§ **TASK REQUIREMENTS**
Tally the lines of the listing that contain the string "JSON". Give the number and nothing else.
**** GIVEN INFORMATION
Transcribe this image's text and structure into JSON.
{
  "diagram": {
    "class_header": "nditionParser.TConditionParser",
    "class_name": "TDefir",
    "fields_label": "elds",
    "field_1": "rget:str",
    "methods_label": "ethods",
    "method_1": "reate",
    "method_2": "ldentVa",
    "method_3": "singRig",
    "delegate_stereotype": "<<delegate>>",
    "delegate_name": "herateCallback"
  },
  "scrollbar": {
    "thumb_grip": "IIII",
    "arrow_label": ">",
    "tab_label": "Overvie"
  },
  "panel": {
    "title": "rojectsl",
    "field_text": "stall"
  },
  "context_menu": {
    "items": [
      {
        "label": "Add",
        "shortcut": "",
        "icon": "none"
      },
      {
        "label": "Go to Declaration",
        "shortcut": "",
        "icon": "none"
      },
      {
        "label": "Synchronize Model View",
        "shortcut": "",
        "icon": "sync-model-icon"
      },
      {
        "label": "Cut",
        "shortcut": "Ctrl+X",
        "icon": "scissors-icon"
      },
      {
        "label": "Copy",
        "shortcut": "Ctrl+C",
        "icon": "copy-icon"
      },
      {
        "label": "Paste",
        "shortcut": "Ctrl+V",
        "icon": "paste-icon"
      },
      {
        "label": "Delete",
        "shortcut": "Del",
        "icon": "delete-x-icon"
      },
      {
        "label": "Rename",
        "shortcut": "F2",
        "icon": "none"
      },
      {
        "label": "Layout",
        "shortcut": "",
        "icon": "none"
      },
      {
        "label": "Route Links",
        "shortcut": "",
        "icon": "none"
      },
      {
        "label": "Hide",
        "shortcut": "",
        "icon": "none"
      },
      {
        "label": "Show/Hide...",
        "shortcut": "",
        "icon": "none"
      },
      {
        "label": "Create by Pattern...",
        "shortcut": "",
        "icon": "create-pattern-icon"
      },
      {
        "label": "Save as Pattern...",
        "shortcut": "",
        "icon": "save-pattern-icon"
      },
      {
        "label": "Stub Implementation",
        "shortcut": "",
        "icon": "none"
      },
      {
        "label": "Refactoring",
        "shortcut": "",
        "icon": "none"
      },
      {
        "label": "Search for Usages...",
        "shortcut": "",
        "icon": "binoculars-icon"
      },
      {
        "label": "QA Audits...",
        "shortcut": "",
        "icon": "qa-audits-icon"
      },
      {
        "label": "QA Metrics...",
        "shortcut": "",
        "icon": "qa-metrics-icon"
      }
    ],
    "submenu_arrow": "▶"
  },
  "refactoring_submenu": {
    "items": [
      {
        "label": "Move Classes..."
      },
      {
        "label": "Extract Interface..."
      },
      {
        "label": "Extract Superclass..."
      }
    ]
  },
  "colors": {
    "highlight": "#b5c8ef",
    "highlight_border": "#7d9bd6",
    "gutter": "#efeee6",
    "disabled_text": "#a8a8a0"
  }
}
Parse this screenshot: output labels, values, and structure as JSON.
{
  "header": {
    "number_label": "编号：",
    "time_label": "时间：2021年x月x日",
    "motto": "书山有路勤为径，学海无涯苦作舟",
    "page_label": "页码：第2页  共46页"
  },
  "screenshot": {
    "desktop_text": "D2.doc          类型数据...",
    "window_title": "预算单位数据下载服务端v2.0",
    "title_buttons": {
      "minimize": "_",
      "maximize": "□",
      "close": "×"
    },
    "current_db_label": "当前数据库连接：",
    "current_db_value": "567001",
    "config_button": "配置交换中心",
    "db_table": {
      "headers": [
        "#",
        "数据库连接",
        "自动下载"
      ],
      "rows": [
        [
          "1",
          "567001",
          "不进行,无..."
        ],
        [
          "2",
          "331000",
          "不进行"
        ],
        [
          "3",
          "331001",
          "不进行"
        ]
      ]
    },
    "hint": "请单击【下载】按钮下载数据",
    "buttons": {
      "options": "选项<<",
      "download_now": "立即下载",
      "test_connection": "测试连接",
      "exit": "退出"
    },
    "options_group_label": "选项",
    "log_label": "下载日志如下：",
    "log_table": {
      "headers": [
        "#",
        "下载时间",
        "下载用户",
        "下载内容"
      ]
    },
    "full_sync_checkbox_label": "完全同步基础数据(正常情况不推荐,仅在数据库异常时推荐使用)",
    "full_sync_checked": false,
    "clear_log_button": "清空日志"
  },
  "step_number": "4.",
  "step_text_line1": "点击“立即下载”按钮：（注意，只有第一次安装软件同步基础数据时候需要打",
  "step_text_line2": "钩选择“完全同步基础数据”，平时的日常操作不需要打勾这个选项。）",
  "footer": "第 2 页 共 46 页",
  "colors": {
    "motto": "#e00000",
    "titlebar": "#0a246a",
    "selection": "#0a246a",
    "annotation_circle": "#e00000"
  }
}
********
§ **RESPONSE**
2